Description du problème
Rédigez la suite du texte sur le télétravail dans la Fonction publique wallonne, en reprenant immédiatement après sa dernière phrase.

Texte fourni
M. Carlo Di Antonio (cdH).

Rendu possible grâce aux nouvelles techniques de communication et d'information, le télétravail exercé à domicile, ou dans des lieux déconcentrés, est considéré comme un moyen de moderniser et de rendre plus flexible l'organisation du travail. On y voit, pour les membres du personnel, un moyen de concilier vie professionnelle et vie sociale, de disposer d'une plus grande autonomie dans l'accomplissement de leurs tâches et d'accroître leur productivité. Cette forme donnée au travail peut aussi donner de nouvelles chances d'emploi à des personnes handicapées en difficulté de mobilité. De plus, le télétravail permet une participation à la protection de l'environnement, du fait d'une diminution des déplacements domicile-lieu de travail et, par conséquent, d'une diminution des émissions de gaz à effet de serre.

C'est d'ailleurs dans cette perspective que, dans son programme d'actions « Air-Climat », le Gouvernement wallon a identifié, au sein de la Fonction publique wallonne, des emplois qui pourraient faire l'objet du télétravail. Une expérience pilote est menée sur deux ans par le Ministre Courard au sein du Ministère de la Région wallonne et du Ministère de l'Équipement et des Transports avec un cahier des charges bien précis pour évaluer ce mode de travail. L'analyse des résultats de cette expérience doit permettre au Gouvernement de prendre une décision sur la réorganisation éventuelle du travail dans la Fonction publique.

Données recueillies
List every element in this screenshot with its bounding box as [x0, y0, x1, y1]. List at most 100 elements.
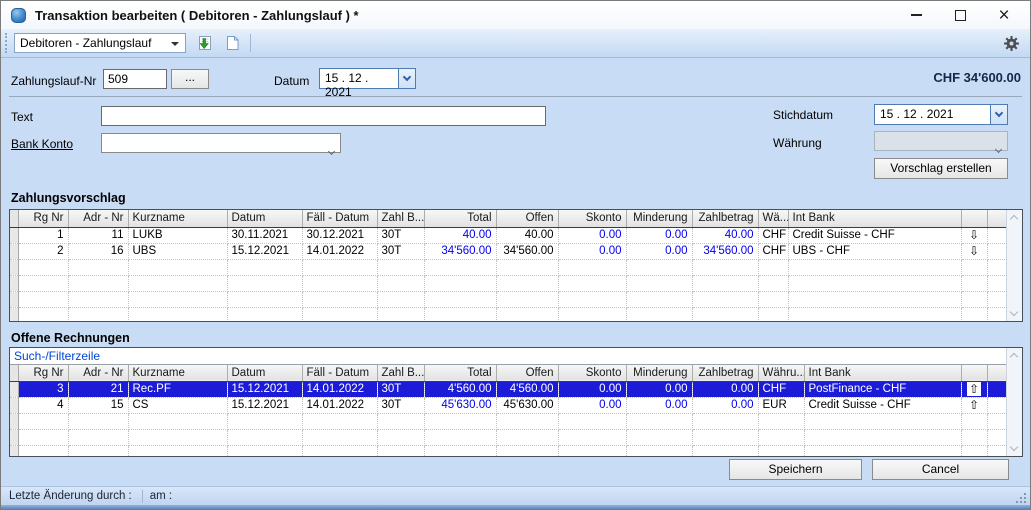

Résultat obtenu
Concrètement, l'intention était de retenir 25 candidats volontaires pour cette expérience de télétravail à partir du 1er janvier 2008. A ceux-ci s'ajouteront 50 candidats supplémentaires en 2009. Au-delà de ces projets-pilotes, il est malaisé d'estimer l'importance en Région wallonne du nombre des travailleurs concernés par le télétravail dans l'ensemble des entreprises et ce, d'autant plus que le télétravail des employés se présente dans une typologie variée :

• télétravail régulier à domicile soit permanent (+ de 90 % du temps), soit alterné (de 20 à 90 % du temps) ;

• télétravail occasionnel (mois d'un jour par semaine) ;

• télétravail dans des infrastructures de proximité (télécentres) ;

• télétravail mobile qui concerne ceux qui travaillent au moins 10 heures par semaine en dehors du bureau ou du domicile en utilisant des services en ligne.

Puis-je vous demander, Monsieur le Ministre, si vous disposez d'informations statistiques par type d'entreprise sur les télétravailleurs de ces diverses catégories ?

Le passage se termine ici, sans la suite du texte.